▸ Records for the exercise:
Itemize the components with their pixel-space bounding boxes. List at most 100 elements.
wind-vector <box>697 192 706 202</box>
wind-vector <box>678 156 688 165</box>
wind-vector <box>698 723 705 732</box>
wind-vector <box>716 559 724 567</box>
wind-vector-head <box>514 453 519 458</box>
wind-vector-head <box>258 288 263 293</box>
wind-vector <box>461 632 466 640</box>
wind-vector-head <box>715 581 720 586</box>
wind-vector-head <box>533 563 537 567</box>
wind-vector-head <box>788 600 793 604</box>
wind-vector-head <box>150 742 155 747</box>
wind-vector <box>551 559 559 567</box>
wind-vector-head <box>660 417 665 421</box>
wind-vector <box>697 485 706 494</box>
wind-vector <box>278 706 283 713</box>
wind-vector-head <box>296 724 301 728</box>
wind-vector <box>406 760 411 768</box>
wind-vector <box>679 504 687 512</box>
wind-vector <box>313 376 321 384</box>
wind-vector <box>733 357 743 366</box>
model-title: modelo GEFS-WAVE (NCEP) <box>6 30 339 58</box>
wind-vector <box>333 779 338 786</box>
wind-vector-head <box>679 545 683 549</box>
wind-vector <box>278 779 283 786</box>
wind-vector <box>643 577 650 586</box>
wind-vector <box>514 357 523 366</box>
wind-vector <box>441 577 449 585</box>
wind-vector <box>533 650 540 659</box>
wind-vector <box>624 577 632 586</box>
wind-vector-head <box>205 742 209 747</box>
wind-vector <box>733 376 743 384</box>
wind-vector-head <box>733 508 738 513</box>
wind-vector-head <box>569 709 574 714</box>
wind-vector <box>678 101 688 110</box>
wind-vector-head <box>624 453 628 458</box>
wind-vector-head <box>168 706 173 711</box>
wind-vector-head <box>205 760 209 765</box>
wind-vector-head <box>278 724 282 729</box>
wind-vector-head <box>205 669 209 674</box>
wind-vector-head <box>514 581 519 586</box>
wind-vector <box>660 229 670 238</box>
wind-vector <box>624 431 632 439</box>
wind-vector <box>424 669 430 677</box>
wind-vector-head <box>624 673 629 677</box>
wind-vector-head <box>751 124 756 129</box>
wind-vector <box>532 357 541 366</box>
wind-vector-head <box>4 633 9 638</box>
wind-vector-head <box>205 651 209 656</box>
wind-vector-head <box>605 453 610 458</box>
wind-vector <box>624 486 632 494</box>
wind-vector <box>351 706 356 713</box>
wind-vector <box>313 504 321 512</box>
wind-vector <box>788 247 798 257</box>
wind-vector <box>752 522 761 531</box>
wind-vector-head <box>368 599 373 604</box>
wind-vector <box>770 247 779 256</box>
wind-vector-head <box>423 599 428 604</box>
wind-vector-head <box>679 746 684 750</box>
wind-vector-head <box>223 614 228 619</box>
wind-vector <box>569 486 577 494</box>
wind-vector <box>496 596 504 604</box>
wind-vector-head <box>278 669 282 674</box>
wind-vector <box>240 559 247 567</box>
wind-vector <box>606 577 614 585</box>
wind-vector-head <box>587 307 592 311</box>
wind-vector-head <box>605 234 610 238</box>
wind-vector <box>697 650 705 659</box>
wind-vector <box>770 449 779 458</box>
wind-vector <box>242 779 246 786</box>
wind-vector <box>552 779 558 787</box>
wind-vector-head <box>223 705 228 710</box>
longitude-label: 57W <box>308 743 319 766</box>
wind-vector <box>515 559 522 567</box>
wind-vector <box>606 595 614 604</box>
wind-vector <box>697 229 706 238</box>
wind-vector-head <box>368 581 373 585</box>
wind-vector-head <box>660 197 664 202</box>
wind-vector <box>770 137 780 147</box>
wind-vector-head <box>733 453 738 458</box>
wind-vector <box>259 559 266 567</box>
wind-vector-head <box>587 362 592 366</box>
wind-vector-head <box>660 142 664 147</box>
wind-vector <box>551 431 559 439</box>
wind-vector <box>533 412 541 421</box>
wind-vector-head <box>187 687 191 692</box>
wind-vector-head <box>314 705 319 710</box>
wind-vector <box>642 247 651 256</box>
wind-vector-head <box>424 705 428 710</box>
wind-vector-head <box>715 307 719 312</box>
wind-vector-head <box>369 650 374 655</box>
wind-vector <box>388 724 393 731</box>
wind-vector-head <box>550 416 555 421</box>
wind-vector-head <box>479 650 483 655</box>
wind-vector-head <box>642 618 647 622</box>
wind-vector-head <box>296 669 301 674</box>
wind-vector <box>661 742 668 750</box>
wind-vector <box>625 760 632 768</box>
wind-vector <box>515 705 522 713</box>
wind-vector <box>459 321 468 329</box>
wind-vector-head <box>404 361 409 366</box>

▸ Goal: Recast each line of the material above as a numbered list, omitting any blank lines.

▸ Full answer:
1. Itemize the components with their pixel-space bounding boxes. List at most 100 elements.
2. wind-vector <box>697 192 706 202</box>
3. wind-vector <box>678 156 688 165</box>
4. wind-vector <box>698 723 705 732</box>
5. wind-vector <box>716 559 724 567</box>
6. wind-vector-head <box>514 453 519 458</box>
7. wind-vector-head <box>258 288 263 293</box>
8. wind-vector <box>461 632 466 640</box>
9. wind-vector-head <box>715 581 720 586</box>
10. wind-vector-head <box>533 563 537 567</box>
11. wind-vector-head <box>788 600 793 604</box>
12. wind-vector-head <box>150 742 155 747</box>
13. wind-vector <box>551 559 559 567</box>
14. wind-vector-head <box>660 417 665 421</box>
15. wind-vector <box>697 485 706 494</box>
16. wind-vector <box>278 706 283 713</box>
17. wind-vector-head <box>296 724 301 728</box>
18. wind-vector <box>406 760 411 768</box>
19. wind-vector <box>679 504 687 512</box>
20. wind-vector <box>313 376 321 384</box>
21. wind-vector <box>733 357 743 366</box>
22. model-title: modelo GEFS-WAVE (NCEP) <box>6 30 339 58</box>
23. wind-vector <box>333 779 338 786</box>
24. wind-vector-head <box>679 545 683 549</box>
25. wind-vector <box>278 779 283 786</box>
26. wind-vector <box>643 577 650 586</box>
27. wind-vector <box>514 357 523 366</box>
28. wind-vector <box>441 577 449 585</box>
29. wind-vector <box>533 650 540 659</box>
30. wind-vector <box>624 577 632 586</box>
31. wind-vector-head <box>205 742 209 747</box>
32. wind-vector <box>733 376 743 384</box>
33. wind-vector-head <box>733 508 738 513</box>
34. wind-vector-head <box>569 709 574 714</box>
35. wind-vector <box>678 101 688 110</box>
36. wind-vector-head <box>624 453 628 458</box>
37. wind-vector-head <box>168 706 173 711</box>
38. wind-vector-head <box>205 760 209 765</box>
39. wind-vector-head <box>278 724 282 729</box>
40. wind-vector-head <box>205 669 209 674</box>
41. wind-vector-head <box>514 581 519 586</box>
42. wind-vector <box>660 229 670 238</box>
43. wind-vector <box>624 431 632 439</box>
44. wind-vector <box>424 669 430 677</box>
45. wind-vector-head <box>624 673 629 677</box>
46. wind-vector-head <box>751 124 756 129</box>
47. wind-vector <box>532 357 541 366</box>
48. wind-vector-head <box>4 633 9 638</box>
49. wind-vector-head <box>205 651 209 656</box>
50. wind-vector-head <box>605 453 610 458</box>
51. wind-vector <box>624 486 632 494</box>
52. wind-vector <box>351 706 356 713</box>
53. wind-vector <box>313 504 321 512</box>
54. wind-vector <box>788 247 798 257</box>
55. wind-vector <box>752 522 761 531</box>
56. wind-vector-head <box>368 599 373 604</box>
57. wind-vector <box>770 247 779 256</box>
58. wind-vector-head <box>423 599 428 604</box>
59. wind-vector-head <box>679 746 684 750</box>
60. wind-vector-head <box>223 614 228 619</box>
61. wind-vector <box>569 486 577 494</box>
62. wind-vector <box>496 596 504 604</box>
63. wind-vector-head <box>278 669 282 674</box>
64. wind-vector <box>240 559 247 567</box>
65. wind-vector <box>606 577 614 585</box>
66. wind-vector-head <box>587 307 592 311</box>
67. wind-vector-head <box>605 234 610 238</box>
68. wind-vector <box>697 650 705 659</box>
69. wind-vector <box>770 449 779 458</box>
70. wind-vector <box>242 779 246 786</box>
71. wind-vector <box>552 779 558 787</box>
72. wind-vector-head <box>223 705 228 710</box>
73. longitude-label: 57W <box>308 743 319 766</box>
74. wind-vector <box>515 559 522 567</box>
75. wind-vector <box>606 595 614 604</box>
76. wind-vector <box>697 229 706 238</box>
77. wind-vector-head <box>368 581 373 585</box>
78. wind-vector-head <box>660 197 664 202</box>
79. wind-vector <box>770 137 780 147</box>
80. wind-vector-head <box>733 453 738 458</box>
81. wind-vector <box>259 559 266 567</box>
82. wind-vector-head <box>587 362 592 366</box>
83. wind-vector-head <box>660 142 664 147</box>
84. wind-vector <box>551 431 559 439</box>
85. wind-vector <box>533 412 541 421</box>
86. wind-vector-head <box>187 687 191 692</box>
87. wind-vector-head <box>314 705 319 710</box>
88. wind-vector <box>642 247 651 256</box>
89. wind-vector-head <box>424 705 428 710</box>
90. wind-vector-head <box>715 307 719 312</box>
91. wind-vector-head <box>369 650 374 655</box>
92. wind-vector <box>388 724 393 731</box>
93. wind-vector-head <box>550 416 555 421</box>
94. wind-vector-head <box>479 650 483 655</box>
95. wind-vector-head <box>642 618 647 622</box>
96. wind-vector-head <box>296 669 301 674</box>
97. wind-vector <box>661 742 668 750</box>
98. wind-vector <box>625 760 632 768</box>
99. wind-vector <box>515 705 522 713</box>
100. wind-vector <box>459 321 468 329</box>
101. wind-vector-head <box>404 361 409 366</box>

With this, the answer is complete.